[START SUPPLIED MATERIAL]

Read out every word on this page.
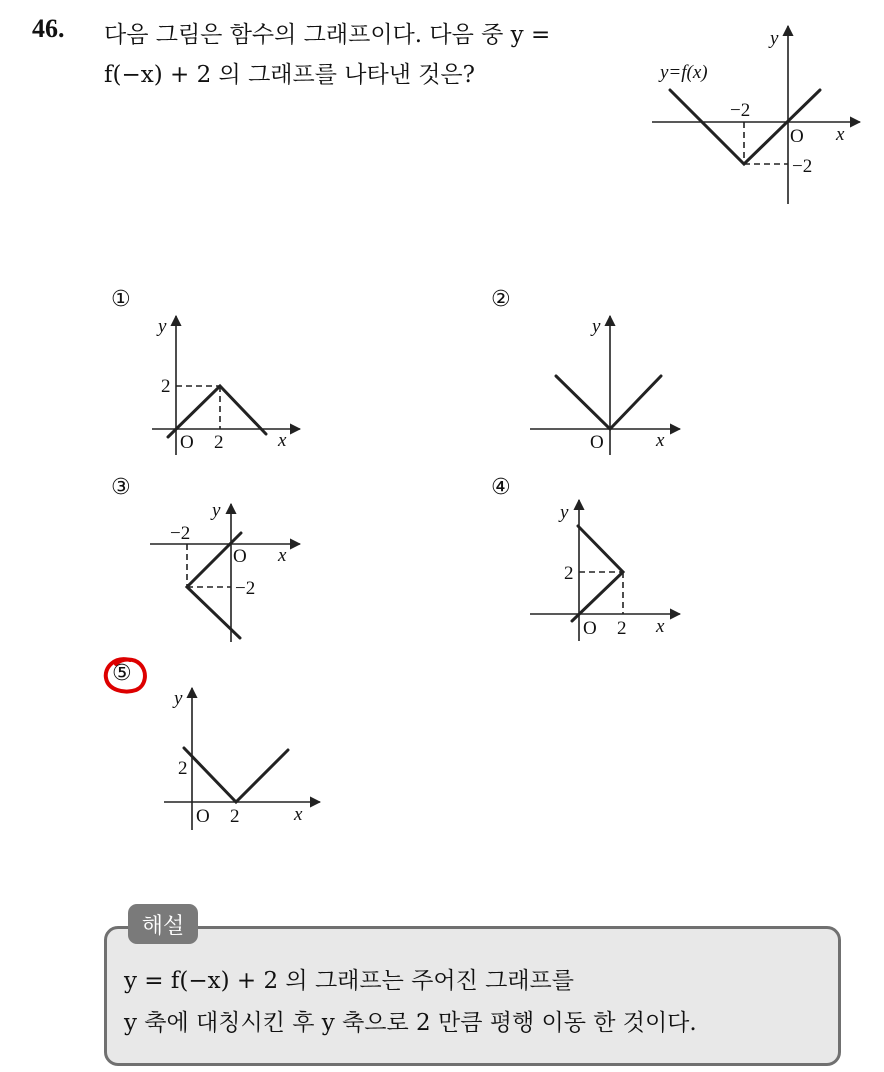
46. 다음 그림은 함수의 그래프이다. 다음 중 y =
f(−x) + 2 의 그래프를 나타낸 것은?	y=f(x)
−2
O x
−2
y
①
2
O 2	x
y
②
O	x
y
③
−2
O x
−2
y
④
2
O 2 x
y
⑤
2
O 2	x
y
해설
y = f(−x) + 2 의 그래프는 주어진 그래프를
y 축에 대칭시킨 후 y 축으로 2 만큼 평행 이동 한 것이다.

[END SUPPLIED MATERIAL]

Take every line from the records above that has the word "그래프를" and copy it.

EXERCISE RESULT:
f(−x) + 2 의 그래프를 나타낸 것은?	y=f(x)
y = f(−x) + 2 의 그래프는 주어진 그래프를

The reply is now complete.